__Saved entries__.

****************************************

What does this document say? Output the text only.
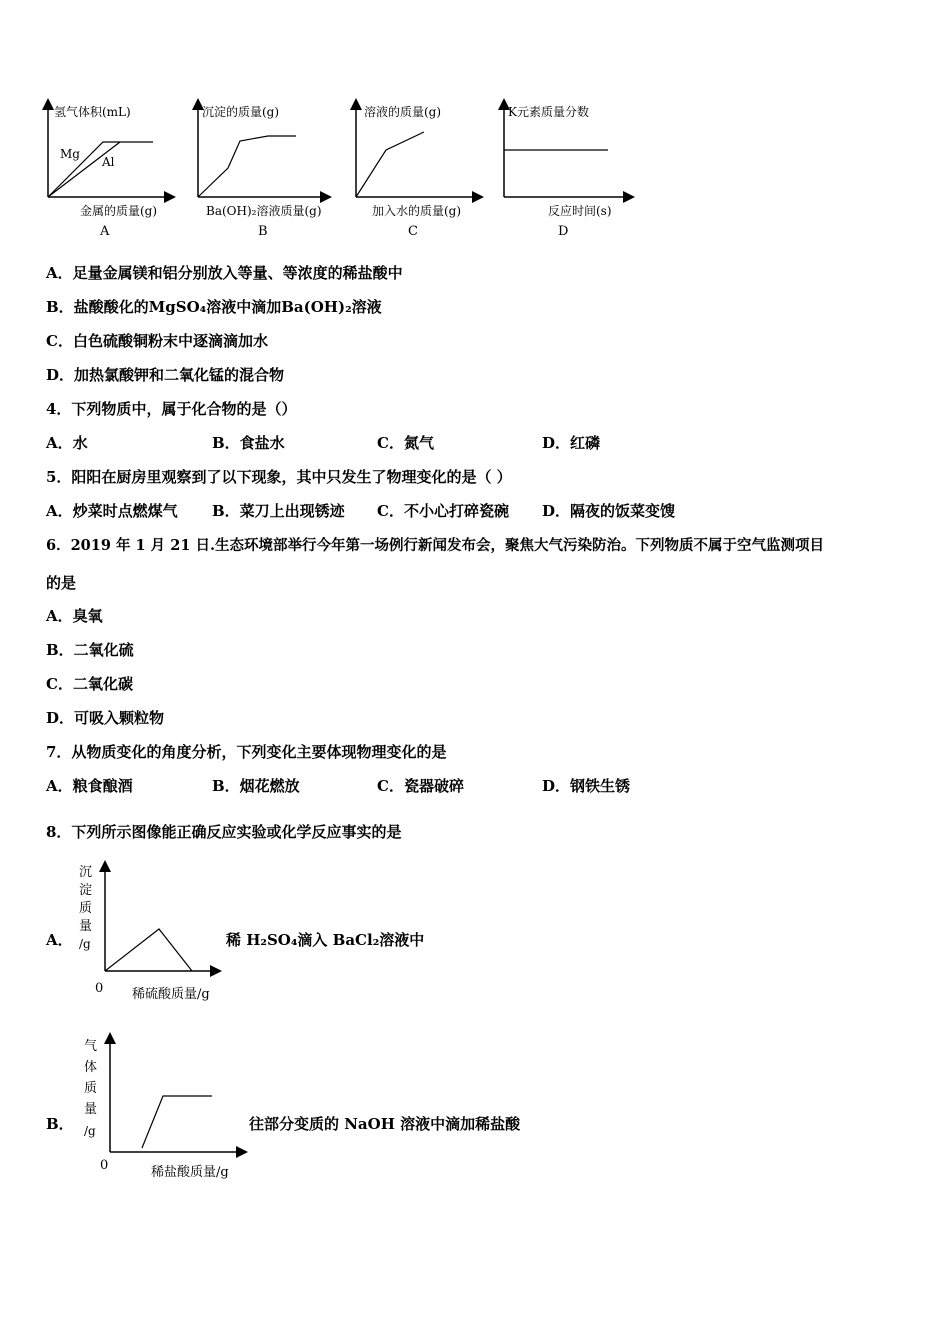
氢气体积(mL)
Mg
Al
金属的质量(g)
A
沉淀的质量(g)
Ba(OH)₂溶液质量(g)
B
溶液的质量(g)
加入水的质量(g)
C
K元素质量分数
反应时间(s)
D
A．足量金属镁和铝分别放入等量、等浓度的稀盐酸中
B．盐酸酸化的MgSO₄溶液中滴加Ba(OH)₂溶液
C．白色硫酸铜粉末中逐滴滴加水
D．加热氯酸钾和二氧化锰的混合物
4．下列物质中，属于化合物的是（）
A．水	B．食盐水	C．氮气	D．红磷
5．阳阳在厨房里观察到了以下现象，其中只发生了物理变化的是（ ）
A．炒菜时点燃煤气 B．菜刀上出现锈迹 C．不小心打碎瓷碗 D．隔夜的饭菜变馊
6．2019 年 1 月 21 日.生态环境部举行今年第一场例行新闻发布会，聚焦大气污染防治。下列物质不属于空气监测项目
的是
A．臭氧
B．二氧化硫
C．二氧化碳
D．可吸入颗粒物
7．从物质变化的角度分析，下列变化主要体现物理变化的是
A．粮食酿酒	B．烟花燃放	C．瓷器破碎	D．钢铁生锈
8．下列所示图像能正确反应实验或化学反应事实的是
A．
沉
淀
质
量
/g
0 稀硫酸质量/g
稀 H₂SO₄滴入 BaCl₂溶液中
B．
气
体
质
量
/g
0	稀盐酸质量/g
往部分变质的 NaOH 溶液中滴加稀盐酸
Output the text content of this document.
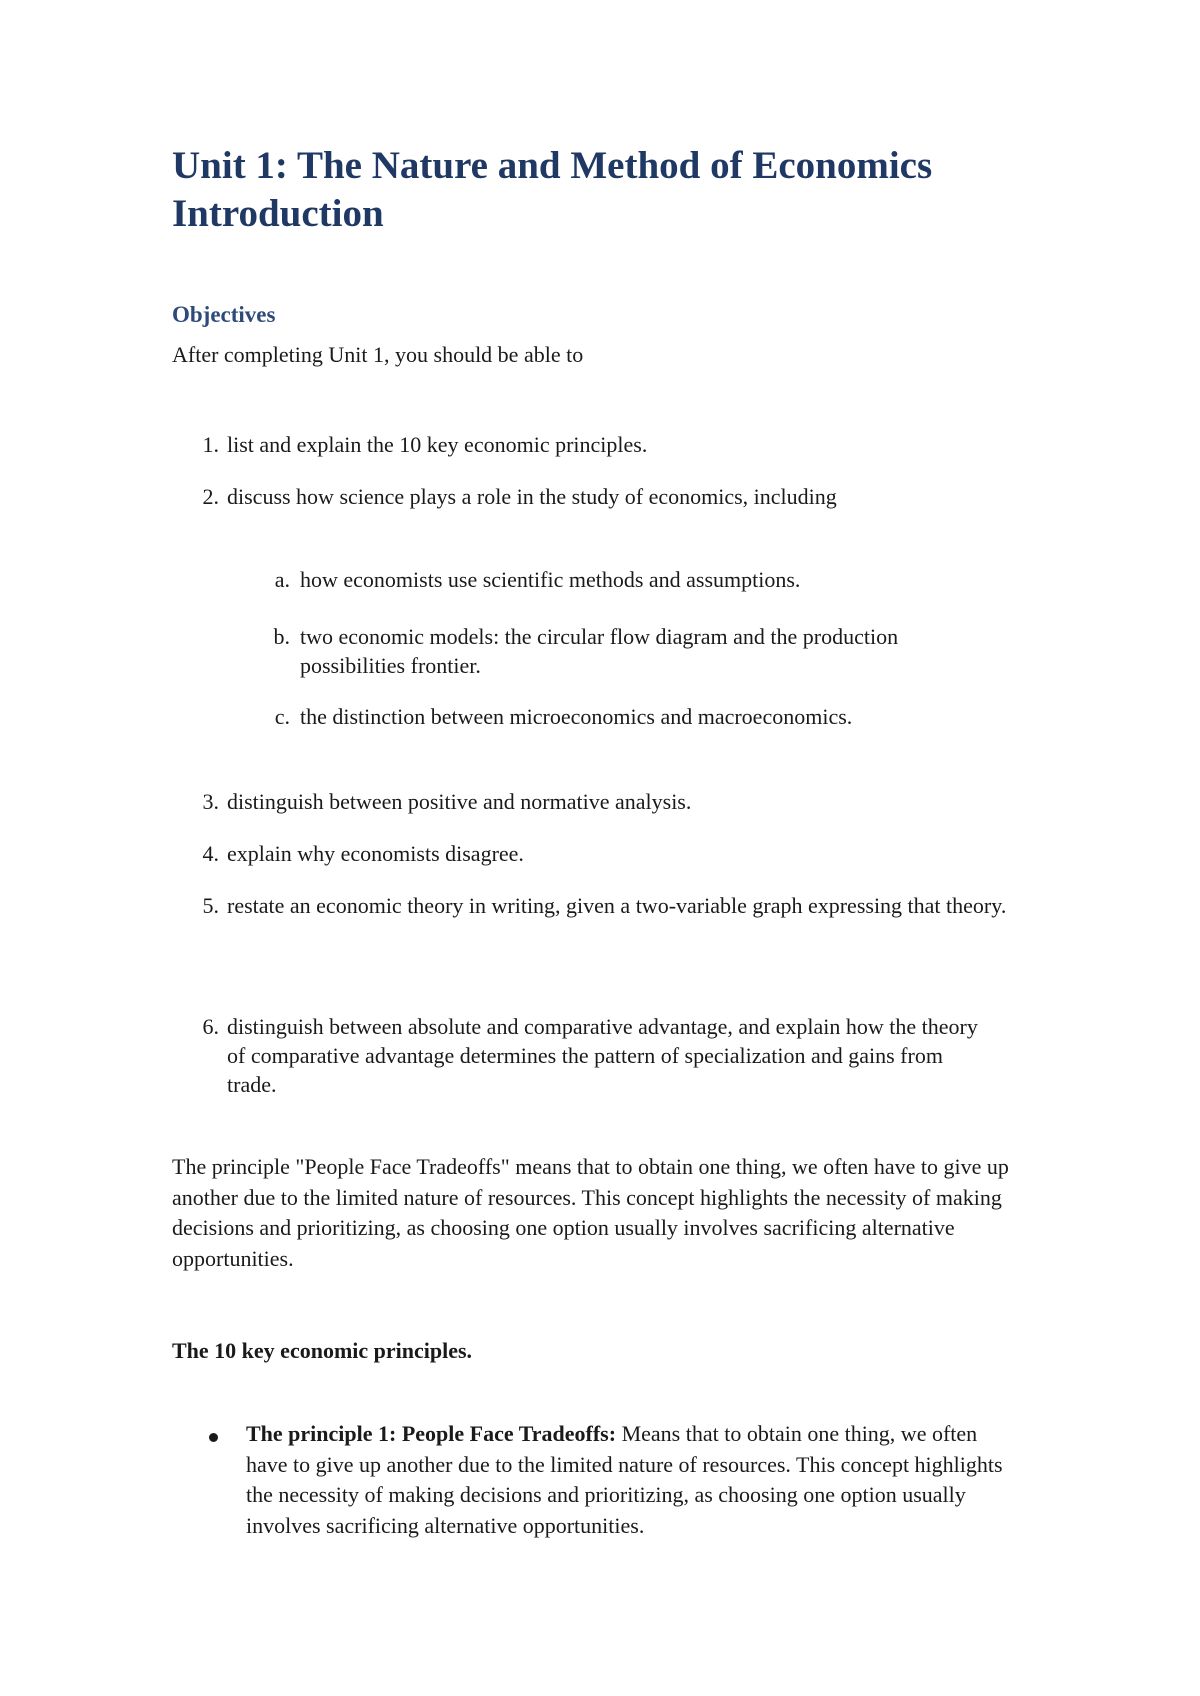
Unit 1: The Nature and Method of Economics
Introduction
Objectives

After completing Unit 1, you should be able to

1. list and explain the 10 key economic principles.
2. discuss how science plays a role in the study of economics, including
a. how economists use scientific methods and assumptions.
b. two economic models: the circular flow diagram and the production possibilities frontier.
c. the distinction between microeconomics and macroeconomics.
3. distinguish between positive and normative analysis.
4. explain why economists disagree.
5. restate an economic theory in writing, given a two-variable graph expressing that theory.
6. distinguish between absolute and comparative advantage, and explain how the theory of comparative advantage determines the pattern of specialization and gains from trade.

The principle "People Face Tradeoffs" means that to obtain one thing, we often have to give up another due to the limited nature of resources. This concept highlights the necessity of making decisions and prioritizing, as choosing one option usually involves sacrificing alternative opportunities.

The 10 key economic principles.

The principle 1: People Face Tradeoffs: Means that to obtain one thing, we often have to give up another due to the limited nature of resources. This concept highlights the necessity of making decisions and prioritizing, as choosing one option usually involves sacrificing alternative opportunities.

****************************************

__INSTRUCTION__.
Find the lines above that include the string "decisions" and copy them.

__WRITTEN SOLUTION__.
The principle "People Face Tradeoffs" means that to obtain one thing, we often have to give up another due to the limited nature of resources. This concept highlights the necessity of making decisions and prioritizing, as choosing one option usually involves sacrificing alternative opportunities.
The principle 1: People Face Tradeoffs: Means that to obtain one thing, we often have to give up another due to the limited nature of resources. This concept highlights the necessity of making decisions and prioritizing, as choosing one option usually involves sacrificing alternative opportunities.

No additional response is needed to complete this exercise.